── Exercise input

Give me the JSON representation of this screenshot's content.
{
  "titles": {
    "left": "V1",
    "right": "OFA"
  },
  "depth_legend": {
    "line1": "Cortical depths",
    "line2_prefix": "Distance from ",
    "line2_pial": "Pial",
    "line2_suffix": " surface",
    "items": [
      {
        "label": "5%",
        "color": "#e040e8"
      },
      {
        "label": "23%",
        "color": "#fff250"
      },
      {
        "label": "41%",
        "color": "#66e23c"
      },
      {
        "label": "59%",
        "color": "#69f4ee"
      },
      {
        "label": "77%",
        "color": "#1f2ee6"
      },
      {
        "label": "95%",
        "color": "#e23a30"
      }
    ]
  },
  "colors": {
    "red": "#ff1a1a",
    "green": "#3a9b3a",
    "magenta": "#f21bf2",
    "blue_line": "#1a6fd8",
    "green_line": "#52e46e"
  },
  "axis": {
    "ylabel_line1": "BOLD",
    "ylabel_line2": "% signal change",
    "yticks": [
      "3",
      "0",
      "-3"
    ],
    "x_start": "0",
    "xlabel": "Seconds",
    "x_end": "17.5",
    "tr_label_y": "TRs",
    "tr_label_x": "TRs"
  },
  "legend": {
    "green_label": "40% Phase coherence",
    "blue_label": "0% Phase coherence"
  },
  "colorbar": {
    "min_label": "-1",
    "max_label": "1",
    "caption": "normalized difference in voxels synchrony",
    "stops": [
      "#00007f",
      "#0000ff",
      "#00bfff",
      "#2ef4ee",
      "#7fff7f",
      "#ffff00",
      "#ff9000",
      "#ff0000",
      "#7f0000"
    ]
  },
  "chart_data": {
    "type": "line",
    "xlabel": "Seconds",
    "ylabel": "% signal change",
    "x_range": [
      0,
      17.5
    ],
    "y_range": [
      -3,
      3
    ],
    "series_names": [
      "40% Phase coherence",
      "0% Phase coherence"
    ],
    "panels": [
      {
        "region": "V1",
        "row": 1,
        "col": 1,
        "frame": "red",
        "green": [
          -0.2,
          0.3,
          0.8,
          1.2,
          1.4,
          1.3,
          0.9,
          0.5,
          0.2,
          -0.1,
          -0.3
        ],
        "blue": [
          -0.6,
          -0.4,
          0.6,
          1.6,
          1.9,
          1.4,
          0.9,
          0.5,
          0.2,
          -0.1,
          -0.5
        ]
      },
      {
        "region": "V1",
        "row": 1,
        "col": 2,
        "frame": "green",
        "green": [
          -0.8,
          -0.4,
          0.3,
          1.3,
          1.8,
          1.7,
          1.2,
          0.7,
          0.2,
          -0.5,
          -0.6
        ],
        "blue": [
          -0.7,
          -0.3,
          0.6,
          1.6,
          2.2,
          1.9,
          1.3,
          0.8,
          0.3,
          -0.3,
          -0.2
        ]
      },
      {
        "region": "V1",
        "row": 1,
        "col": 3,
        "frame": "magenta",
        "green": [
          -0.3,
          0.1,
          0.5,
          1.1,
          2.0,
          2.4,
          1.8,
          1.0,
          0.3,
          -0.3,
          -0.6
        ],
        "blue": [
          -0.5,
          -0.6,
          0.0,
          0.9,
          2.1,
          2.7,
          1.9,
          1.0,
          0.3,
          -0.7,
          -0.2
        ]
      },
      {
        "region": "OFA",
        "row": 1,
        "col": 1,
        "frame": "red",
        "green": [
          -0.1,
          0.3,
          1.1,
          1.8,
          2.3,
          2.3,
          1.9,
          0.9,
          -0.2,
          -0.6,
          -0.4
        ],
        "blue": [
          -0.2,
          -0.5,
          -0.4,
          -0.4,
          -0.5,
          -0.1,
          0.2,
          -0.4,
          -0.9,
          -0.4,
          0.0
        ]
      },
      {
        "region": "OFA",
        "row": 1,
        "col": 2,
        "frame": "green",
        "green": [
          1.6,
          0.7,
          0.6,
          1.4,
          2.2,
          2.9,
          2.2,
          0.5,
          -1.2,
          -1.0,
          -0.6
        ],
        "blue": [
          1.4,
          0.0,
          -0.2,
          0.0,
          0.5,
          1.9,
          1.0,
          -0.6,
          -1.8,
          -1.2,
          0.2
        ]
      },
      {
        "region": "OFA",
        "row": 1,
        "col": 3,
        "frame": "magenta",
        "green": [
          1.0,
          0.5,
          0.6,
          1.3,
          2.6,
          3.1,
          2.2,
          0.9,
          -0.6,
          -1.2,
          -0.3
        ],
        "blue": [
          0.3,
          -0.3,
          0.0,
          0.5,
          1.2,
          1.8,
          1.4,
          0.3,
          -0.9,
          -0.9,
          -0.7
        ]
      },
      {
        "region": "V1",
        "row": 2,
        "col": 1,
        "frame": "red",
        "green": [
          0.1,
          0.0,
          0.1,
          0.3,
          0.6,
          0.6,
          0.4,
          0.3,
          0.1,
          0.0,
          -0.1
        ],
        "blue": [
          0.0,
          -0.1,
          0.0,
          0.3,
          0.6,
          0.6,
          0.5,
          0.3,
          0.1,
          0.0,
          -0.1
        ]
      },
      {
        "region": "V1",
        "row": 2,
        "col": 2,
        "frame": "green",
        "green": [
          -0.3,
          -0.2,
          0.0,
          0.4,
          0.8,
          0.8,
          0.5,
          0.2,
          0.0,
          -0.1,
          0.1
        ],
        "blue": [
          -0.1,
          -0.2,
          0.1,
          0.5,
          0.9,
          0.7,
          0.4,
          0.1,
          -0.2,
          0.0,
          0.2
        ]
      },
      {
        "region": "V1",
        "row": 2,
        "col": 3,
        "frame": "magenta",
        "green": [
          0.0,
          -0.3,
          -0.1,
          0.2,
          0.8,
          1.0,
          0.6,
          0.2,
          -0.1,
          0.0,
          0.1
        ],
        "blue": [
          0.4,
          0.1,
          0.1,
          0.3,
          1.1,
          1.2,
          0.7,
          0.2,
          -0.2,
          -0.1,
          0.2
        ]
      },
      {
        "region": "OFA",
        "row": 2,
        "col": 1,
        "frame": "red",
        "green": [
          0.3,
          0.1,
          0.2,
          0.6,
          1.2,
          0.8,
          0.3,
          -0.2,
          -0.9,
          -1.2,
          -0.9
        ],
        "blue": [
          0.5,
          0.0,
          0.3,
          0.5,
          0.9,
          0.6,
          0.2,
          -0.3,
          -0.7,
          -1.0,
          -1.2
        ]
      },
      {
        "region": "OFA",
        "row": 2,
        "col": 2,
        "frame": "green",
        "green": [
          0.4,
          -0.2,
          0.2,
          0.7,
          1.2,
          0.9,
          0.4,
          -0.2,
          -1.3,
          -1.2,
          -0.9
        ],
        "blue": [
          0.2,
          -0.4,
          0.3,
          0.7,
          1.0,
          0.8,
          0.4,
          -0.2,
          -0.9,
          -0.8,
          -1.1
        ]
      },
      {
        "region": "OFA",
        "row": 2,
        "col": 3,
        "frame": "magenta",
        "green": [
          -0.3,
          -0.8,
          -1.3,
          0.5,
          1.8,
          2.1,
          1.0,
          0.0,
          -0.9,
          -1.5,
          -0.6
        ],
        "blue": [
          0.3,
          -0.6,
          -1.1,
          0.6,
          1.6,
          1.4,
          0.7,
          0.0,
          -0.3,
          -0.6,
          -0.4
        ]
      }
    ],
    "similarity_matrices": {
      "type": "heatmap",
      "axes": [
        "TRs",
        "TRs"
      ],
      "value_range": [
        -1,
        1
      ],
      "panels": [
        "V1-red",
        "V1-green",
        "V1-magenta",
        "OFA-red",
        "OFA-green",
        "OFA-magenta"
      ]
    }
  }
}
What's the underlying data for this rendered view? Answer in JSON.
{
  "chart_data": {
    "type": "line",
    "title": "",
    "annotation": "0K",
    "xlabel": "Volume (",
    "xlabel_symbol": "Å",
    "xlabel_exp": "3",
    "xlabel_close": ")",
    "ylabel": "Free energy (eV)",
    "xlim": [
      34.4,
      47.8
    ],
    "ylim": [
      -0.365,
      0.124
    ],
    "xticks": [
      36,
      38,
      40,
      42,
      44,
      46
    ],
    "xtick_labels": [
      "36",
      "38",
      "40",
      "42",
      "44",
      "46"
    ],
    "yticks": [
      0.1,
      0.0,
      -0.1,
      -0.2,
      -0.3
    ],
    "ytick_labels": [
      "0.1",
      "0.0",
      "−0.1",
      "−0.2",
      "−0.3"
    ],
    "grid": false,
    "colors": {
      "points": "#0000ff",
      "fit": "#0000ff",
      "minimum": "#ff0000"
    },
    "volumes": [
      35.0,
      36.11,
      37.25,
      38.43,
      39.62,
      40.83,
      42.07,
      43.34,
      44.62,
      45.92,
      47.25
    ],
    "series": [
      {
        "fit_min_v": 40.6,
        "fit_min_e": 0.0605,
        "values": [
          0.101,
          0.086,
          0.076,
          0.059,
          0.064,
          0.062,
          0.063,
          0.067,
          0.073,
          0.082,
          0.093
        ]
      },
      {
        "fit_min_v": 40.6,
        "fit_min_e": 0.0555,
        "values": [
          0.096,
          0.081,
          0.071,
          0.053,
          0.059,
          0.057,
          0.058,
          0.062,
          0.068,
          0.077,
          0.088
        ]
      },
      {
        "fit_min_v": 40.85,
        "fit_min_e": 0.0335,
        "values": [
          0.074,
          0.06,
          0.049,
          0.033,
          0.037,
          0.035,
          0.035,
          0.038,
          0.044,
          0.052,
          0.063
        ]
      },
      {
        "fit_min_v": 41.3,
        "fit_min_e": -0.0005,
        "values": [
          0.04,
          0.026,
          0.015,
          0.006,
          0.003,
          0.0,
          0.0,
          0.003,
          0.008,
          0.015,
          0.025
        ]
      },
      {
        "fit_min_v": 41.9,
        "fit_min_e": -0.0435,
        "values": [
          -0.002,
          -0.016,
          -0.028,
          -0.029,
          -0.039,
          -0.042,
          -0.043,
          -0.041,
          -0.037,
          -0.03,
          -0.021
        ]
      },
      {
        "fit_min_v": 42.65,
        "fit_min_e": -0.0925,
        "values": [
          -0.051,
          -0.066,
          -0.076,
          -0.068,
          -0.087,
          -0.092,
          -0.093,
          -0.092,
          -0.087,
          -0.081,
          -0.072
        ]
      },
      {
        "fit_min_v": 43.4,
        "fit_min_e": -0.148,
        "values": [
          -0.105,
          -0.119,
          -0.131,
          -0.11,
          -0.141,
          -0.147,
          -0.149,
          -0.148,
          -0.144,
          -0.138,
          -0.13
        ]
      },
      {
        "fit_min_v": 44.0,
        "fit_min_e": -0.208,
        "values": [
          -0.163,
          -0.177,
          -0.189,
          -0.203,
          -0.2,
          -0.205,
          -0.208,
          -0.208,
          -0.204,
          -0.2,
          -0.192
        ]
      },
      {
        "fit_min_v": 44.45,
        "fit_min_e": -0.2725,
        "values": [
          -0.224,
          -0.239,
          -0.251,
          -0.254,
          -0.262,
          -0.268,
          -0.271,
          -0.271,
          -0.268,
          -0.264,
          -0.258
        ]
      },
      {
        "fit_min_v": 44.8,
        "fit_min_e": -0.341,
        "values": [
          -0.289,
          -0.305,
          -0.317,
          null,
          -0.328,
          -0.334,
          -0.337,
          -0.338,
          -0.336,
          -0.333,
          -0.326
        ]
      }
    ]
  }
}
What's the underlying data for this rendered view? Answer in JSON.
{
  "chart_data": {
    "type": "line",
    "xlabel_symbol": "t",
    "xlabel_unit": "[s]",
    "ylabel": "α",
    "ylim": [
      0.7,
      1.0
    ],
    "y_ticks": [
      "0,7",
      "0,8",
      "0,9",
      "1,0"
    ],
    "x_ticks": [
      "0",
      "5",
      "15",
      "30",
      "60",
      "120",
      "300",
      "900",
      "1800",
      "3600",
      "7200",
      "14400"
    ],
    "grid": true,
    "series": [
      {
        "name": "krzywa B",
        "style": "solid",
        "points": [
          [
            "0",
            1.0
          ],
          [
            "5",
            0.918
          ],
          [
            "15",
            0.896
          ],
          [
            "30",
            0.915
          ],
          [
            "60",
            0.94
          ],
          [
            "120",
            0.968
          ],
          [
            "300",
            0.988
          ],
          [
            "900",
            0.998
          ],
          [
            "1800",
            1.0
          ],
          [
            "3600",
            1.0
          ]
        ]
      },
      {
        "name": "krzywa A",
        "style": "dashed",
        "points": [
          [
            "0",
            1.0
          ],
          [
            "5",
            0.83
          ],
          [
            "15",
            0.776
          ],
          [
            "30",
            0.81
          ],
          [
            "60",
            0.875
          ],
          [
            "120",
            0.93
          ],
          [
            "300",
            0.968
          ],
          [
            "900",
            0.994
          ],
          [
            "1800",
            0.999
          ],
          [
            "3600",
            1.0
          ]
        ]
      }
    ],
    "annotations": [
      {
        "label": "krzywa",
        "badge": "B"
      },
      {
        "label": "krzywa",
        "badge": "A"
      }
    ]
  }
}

────

Short problem:
Work out how many lines of the data hold the string "coherence". Reply with that number alone.

Task response:
4